What is needed
Images do not belong in the copy. Retype all the entries below exactly.

[START OF Records for processing]

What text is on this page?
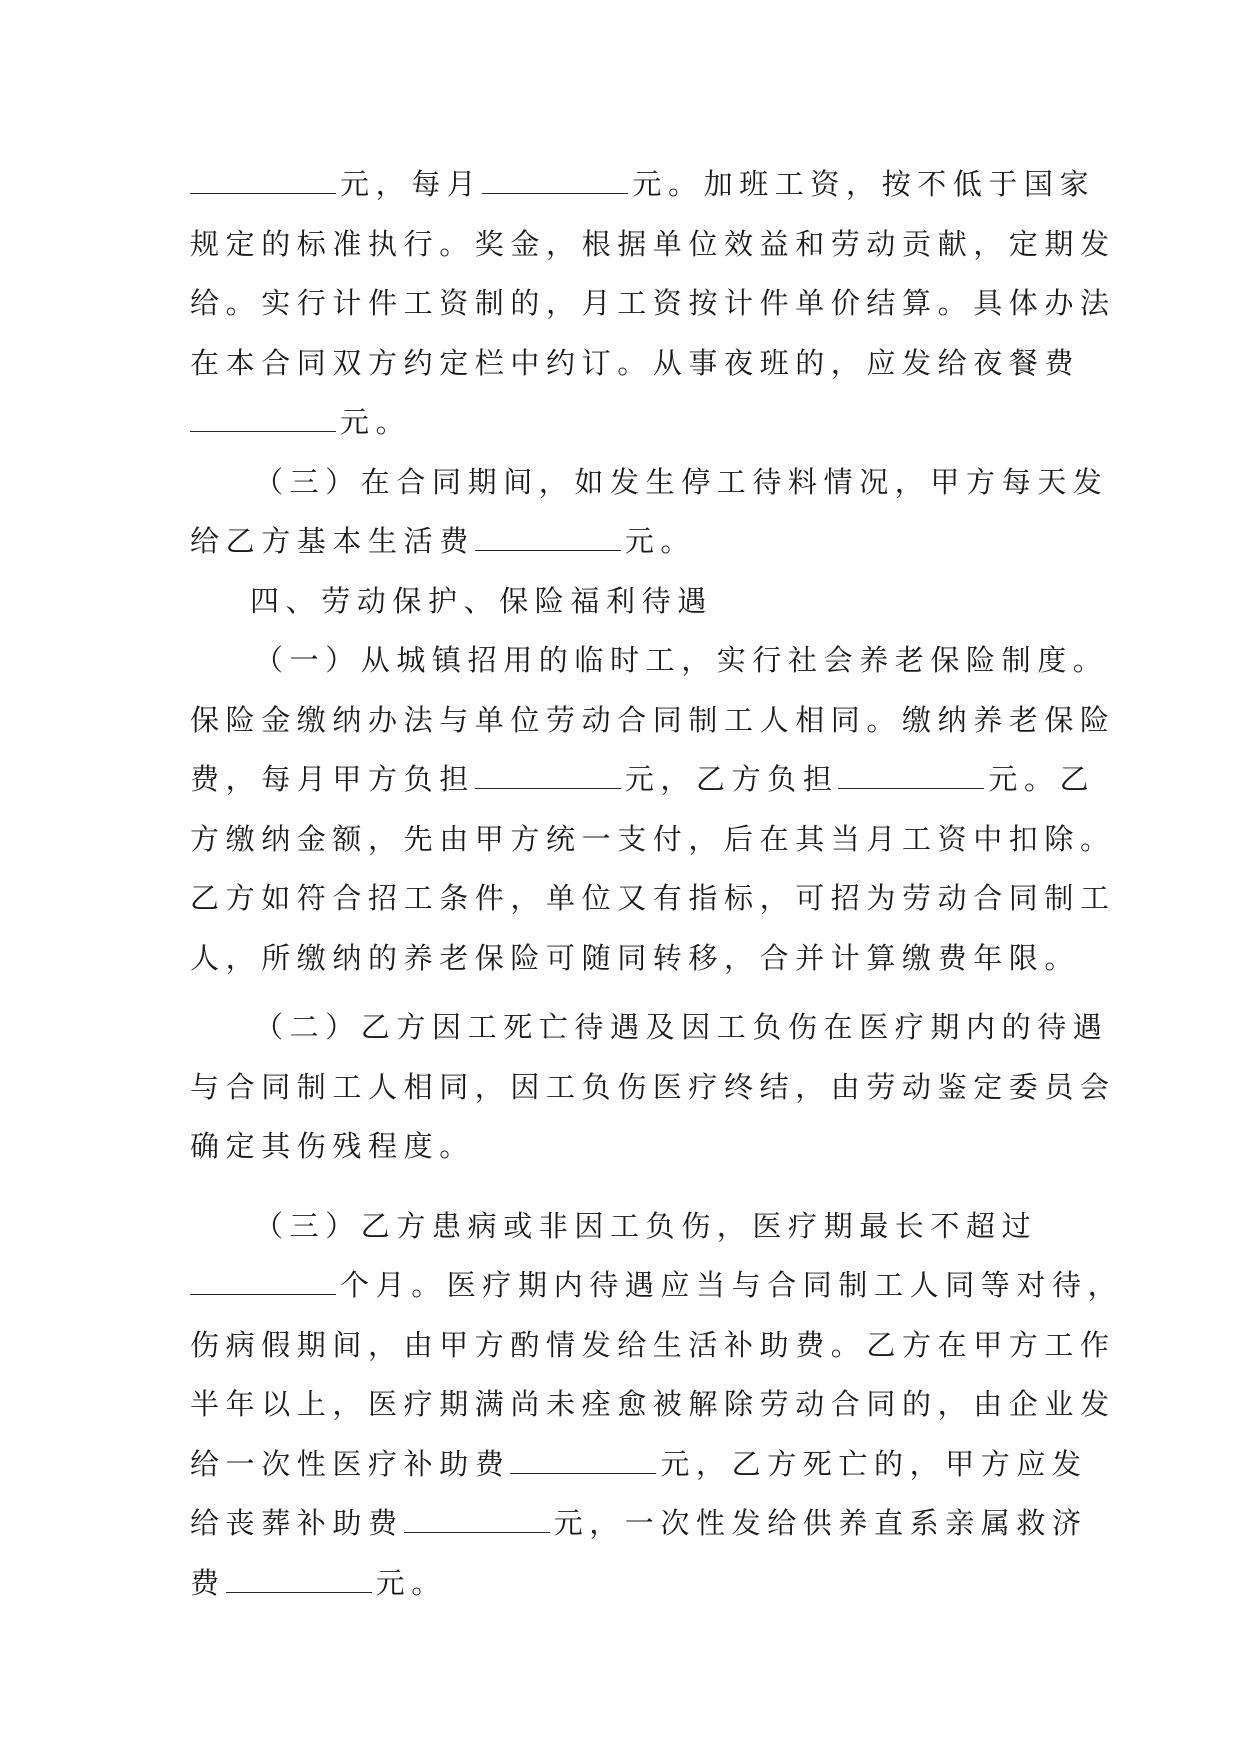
元，每月	元。加班工资，按不低于国家
规定的标准执行。奖金，根据单位效益和劳动贡献，定期发
给。实行计件工资制的，月工资按计件单价结算。具体办法
在本合同双方约定栏中约订。从事夜班的，应发给夜餐费
元。
（三）在合同期间，如发生停工待料情况，甲方每天发
给乙方基本生活费	元。
四、劳动保护、保险福利待遇
（一）从城镇招用的临时工，实行社会养老保险制度。
保险金缴纳办法与单位劳动合同制工人相同。缴纳养老保险
费，每月甲方负担	元，乙方负担	元。乙
方缴纳金额，先由甲方统一支付，后在其当月工资中扣除。
乙方如符合招工条件，单位又有指标，可招为劳动合同制工
人，所缴纳的养老保险可随同转移，合并计算缴费年限。
（二）乙方因工死亡待遇及因工负伤在医疗期内的待遇
与合同制工人相同，因工负伤医疗终结，由劳动鉴定委员会
确定其伤残程度。
（三）乙方患病或非因工负伤，医疗期最长不超过
个月。医疗期内待遇应当与合同制工人同等对待，
伤病假期间，由甲方酌情发给生活补助费。乙方在甲方工作
半年以上，医疗期满尚未痊愈被解除劳动合同的，由企业发
给一次性医疗补助费	元，乙方死亡的，甲方应发
给丧葬补助费	元，一次性发给供养直系亲属救济
费	元。
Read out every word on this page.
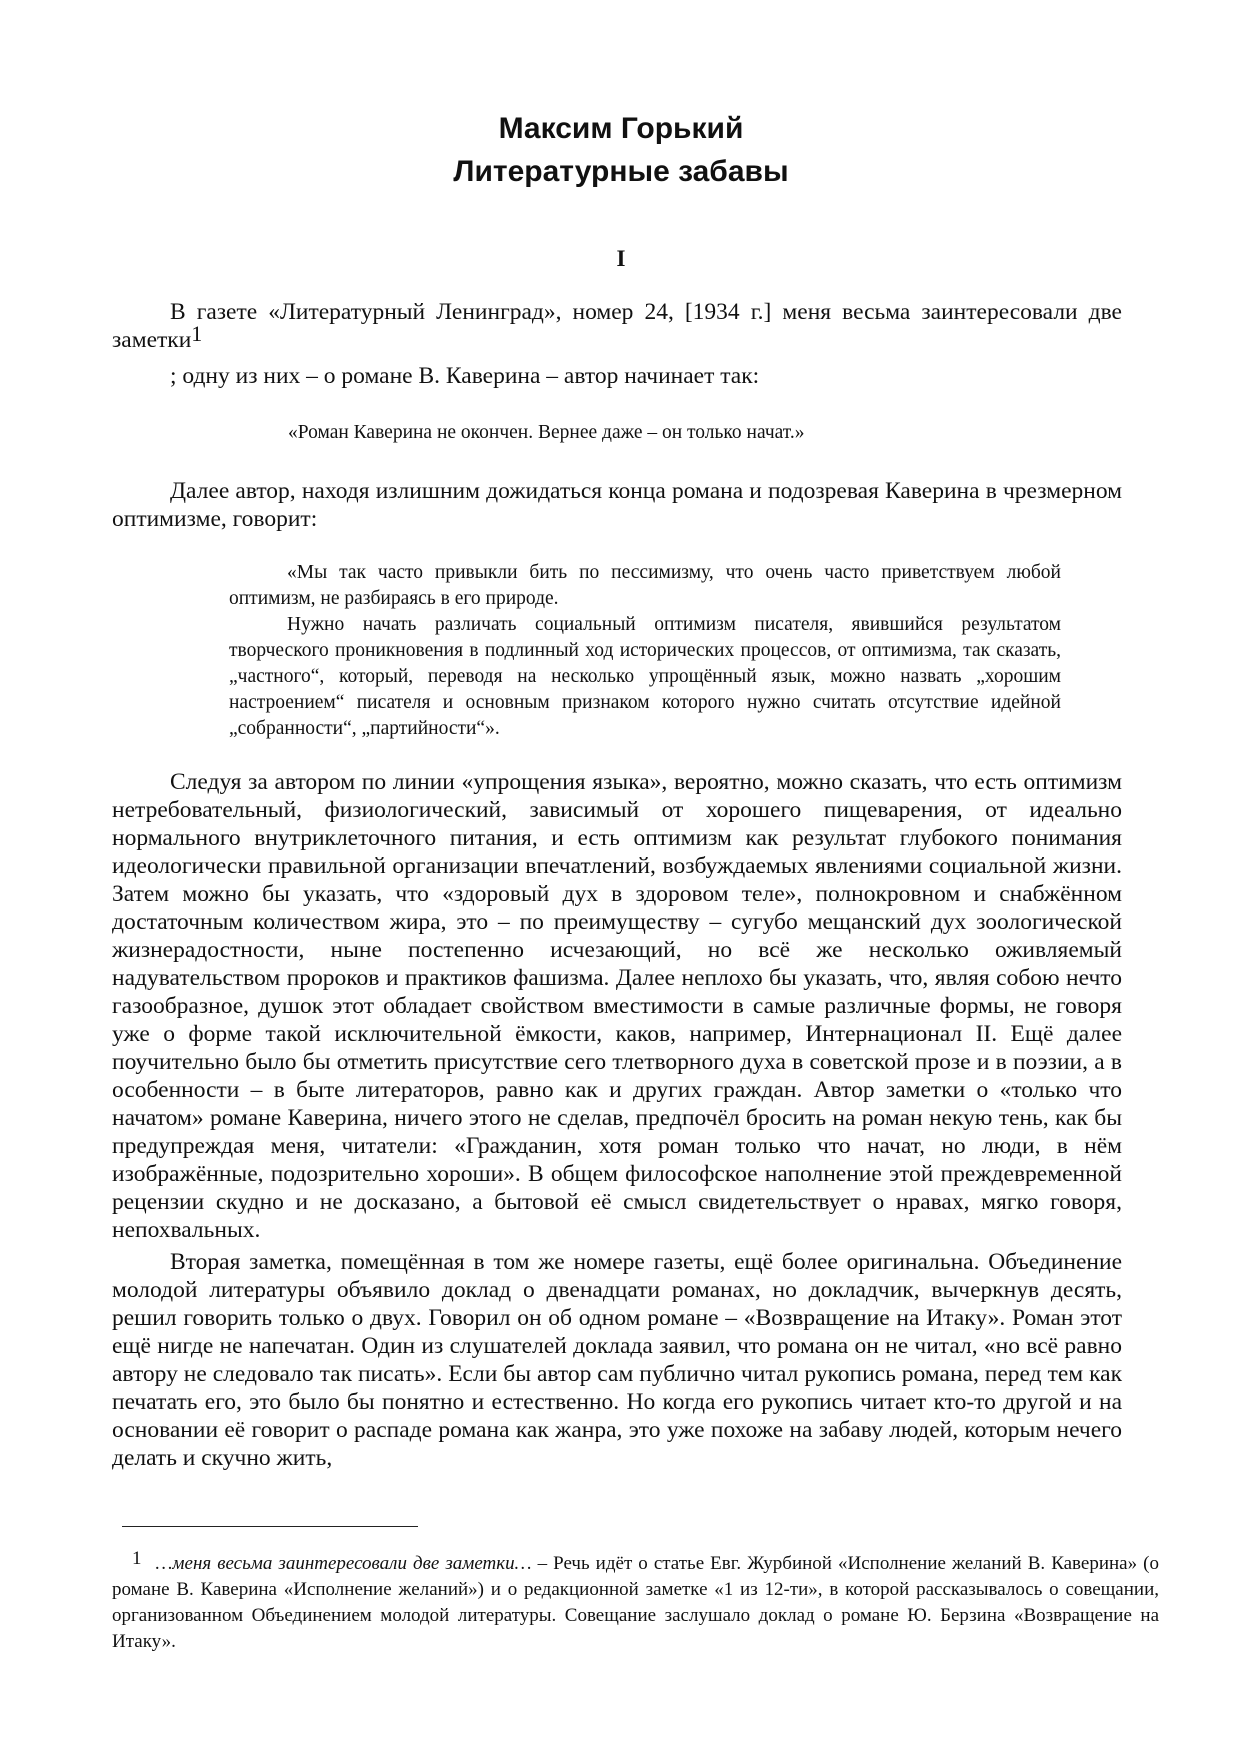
Максим Горький
Литературные забавы
I

В газете «Литературный Ленинград», номер 24, [1934 г.] меня весьма заинтересовали две

заметки$^1$

; одну из них – о романе В. Каверина – автор начинает так:

«Роман Каверина не окончен. Вернее даже – он только начат.»

Далее автор, находя излишним дожидаться конца романа и подозревая Каверина в чрезмерном оптимизме, говорит:

«Мы так часто привыкли бить по пессимизму, что очень часто приветствуем любой оптимизм, не разбираясь в его природе.

Нужно начать различать социальный оптимизм писателя, явившийся результатом творческого проникновения в подлинный ход исторических процессов, от оптимизма, так сказать, „частного“, который, переводя на несколько упрощённый язык, можно назвать „хорошим настроением“ писателя и основным признаком которого нужно считать отсутствие идейной „собранности“, „партийности“».

Следуя за автором по линии «упрощения языка», вероятно, можно сказать, что есть оптимизм нетребовательный, физиологический, зависимый от хорошего пищеварения, от идеально нормального внутриклеточного питания, и есть оптимизм как результат глубокого понимания идеологически правильной организации впечатлений, возбуждаемых явлениями социальной жизни. Затем можно бы указать, что «здоровый дух в здоровом теле», полнокровном и снабжённом достаточным количеством жира, это – по преимуществу – сугубо мещанский дух зоологической жизнерадостности, ныне постепенно исчезающий, но всё же несколько оживляемый надувательством пророков и практиков фашизма. Далее неплохо бы указать, что, являя собою нечто газообразное, душок этот обладает свойством вместимости в самые различные формы, не говоря уже о форме такой исключительной ёмкости, каков, например, Интернационал II. Ещё далее поучительно было бы отметить присутствие сего тлетворного духа в советской прозе и в поэзии, а в особенности – в быте литераторов, равно как и других граждан. Автор заметки о «только что начатом» романе Каверина, ничего этого не сделав, предпочёл бросить на роман некую тень, как бы предупреждая меня, читатели: «Гражданин, хотя роман только что начат, но люди, в нём изображённые, подозрительно хороши». В общем философское наполнение этой преждевременной рецензии скудно и не досказано, а бытовой её смысл свидетельствует о нравах, мягко говоря, непохвальных.

Вторая заметка, помещённая в том же номере газеты, ещё более оригинальна. Объединение молодой литературы объявило доклад о двенадцати романах, но докладчик, вычеркнув десять, решил говорить только о двух. Говорил он об одном романе – «Возвращение на Итаку». Роман этот ещё нигде не напечатан. Один из слушателей доклада заявил, что романа он не читал, «но всё равно автору не следовало так писать». Если бы автор сам публично читал рукопись романа, перед тем как печатать его, это было бы понятно и естественно. Но когда его рукопись читает кто-то другой и на основании её говорит о распаде романа как жанра, это уже похоже на забаву людей, которым нечего делать и скучно жить,

1 …меня весьма заинтересовали две заметки… – Речь идёт о статье Евг. Журбиной «Исполнение желаний В. Каверина» (о романе В. Каверина «Исполнение желаний») и о редакционной заметке «1 из 12-ти», в которой рассказывалось о совещании, организованном Объединением молодой литературы. Совещание заслушало доклад о романе Ю. Берзина «Возвращение на Итаку».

[END OF Records for processing]

Right answer
What text is on this page?
元，每月	元。加班工资，按不低于国家
规定的标准执行。奖金，根据单位效益和劳动贡献，定期发
给。实行计件工资制的，月工资按计件单价结算。具体办法
在本合同双方约定栏中约订。从事夜班的，应发给夜餐费
元。
（三）在合同期间，如发生停工待料情况，甲方每天发
给乙方基本生活费	元。
四、劳动保护、保险福利待遇
（一）从城镇招用的临时工，实行社会养老保险制度。
保险金缴纳办法与单位劳动合同制工人相同。缴纳养老保险
费，每月甲方负担	元，乙方负担	元。乙
方缴纳金额，先由甲方统一支付，后在其当月工资中扣除。
乙方如符合招工条件，单位又有指标，可招为劳动合同制工
人，所缴纳的养老保险可随同转移，合并计算缴费年限。
（二）乙方因工死亡待遇及因工负伤在医疗期内的待遇
与合同制工人相同，因工负伤医疗终结，由劳动鉴定委员会
确定其伤残程度。
（三）乙方患病或非因工负伤，医疗期最长不超过
个月。医疗期内待遇应当与合同制工人同等对待，
伤病假期间，由甲方酌情发给生活补助费。乙方在甲方工作
半年以上，医疗期满尚未痊愈被解除劳动合同的，由企业发
给一次性医疗补助费	元，乙方死亡的，甲方应发
给丧葬补助费	元，一次性发给供养直系亲属救济
费	元。
Read out every word on this page.
Максим Горький
Литературные забавы
I

В газете «Литературный Ленинград», номер 24, [1934 г.] меня весьма заинтересовали две

заметки$^1$

; одну из них – о романе В. Каверина – автор начинает так:

«Роман Каверина не окончен. Вернее даже – он только начат.»

Далее автор, находя излишним дожидаться конца романа и подозревая Каверина в чрезмерном оптимизме, говорит:

«Мы так часто привыкли бить по пессимизму, что очень часто приветствуем любой оптимизм, не разбираясь в его природе.

Нужно начать различать социальный оптимизм писателя, явившийся результатом творческого проникновения в подлинный ход исторических процессов, от оптимизма, так сказать, „частного“, который, переводя на несколько упрощённый язык, можно назвать „хорошим настроением“ писателя и основным признаком которого нужно считать отсутствие идейной „собранности“, „партийности“».

Следуя за автором по линии «упрощения языка», вероятно, можно сказать, что есть оптимизм нетребовательный, физиологический, зависимый от хорошего пищеварения, от идеально нормального внутриклеточного питания, и есть оптимизм как результат глубокого понимания идеологически правильной организации впечатлений, возбуждаемых явлениями социальной жизни. Затем можно бы указать, что «здоровый дух в здоровом теле», полнокровном и снабжённом достаточным количеством жира, это – по преимуществу – сугубо мещанский дух зоологической жизнерадостности, ныне постепенно исчезающий, но всё же несколько оживляемый надувательством пророков и практиков фашизма. Далее неплохо бы указать, что, являя собою нечто газообразное, душок этот обладает свойством вместимости в самые различные формы, не говоря уже о форме такой исключительной ёмкости, каков, например, Интернационал II. Ещё далее поучительно было бы отметить присутствие сего тлетворного духа в советской прозе и в поэзии, а в особенности – в быте литераторов, равно как и других граждан. Автор заметки о «только что начатом» романе Каверина, ничего этого не сделав, предпочёл бросить на роман некую тень, как бы предупреждая меня, читатели: «Гражданин, хотя роман только что начат, но люди, в нём изображённые, подозрительно хороши». В общем философское наполнение этой преждевременной рецензии скудно и не досказано, а бытовой её смысл свидетельствует о нравах, мягко говоря, непохвальных.

Вторая заметка, помещённая в том же номере газеты, ещё более оригинальна. Объединение молодой литературы объявило доклад о двенадцати романах, но докладчик, вычеркнув десять, решил говорить только о двух. Говорил он об одном романе – «Возвращение на Итаку». Роман этот ещё нигде не напечатан. Один из слушателей доклада заявил, что романа он не читал, «но всё равно автору не следовало так писать». Если бы автор сам публично читал рукопись романа, перед тем как печатать его, это было бы понятно и естественно. Но когда его рукопись читает кто-то другой и на основании её говорит о распаде романа как жанра, это уже похоже на забаву людей, которым нечего делать и скучно жить,

1 …меня весьма заинтересовали две заметки… – Речь идёт о статье Евг. Журбиной «Исполнение желаний В. Каверина» (о романе В. Каверина «Исполнение желаний») и о редакционной заметке «1 из 12-ти», в которой рассказывалось о совещании, организованном Объединением молодой литературы. Совещание заслушало доклад о романе Ю. Берзина «Возвращение на Итаку».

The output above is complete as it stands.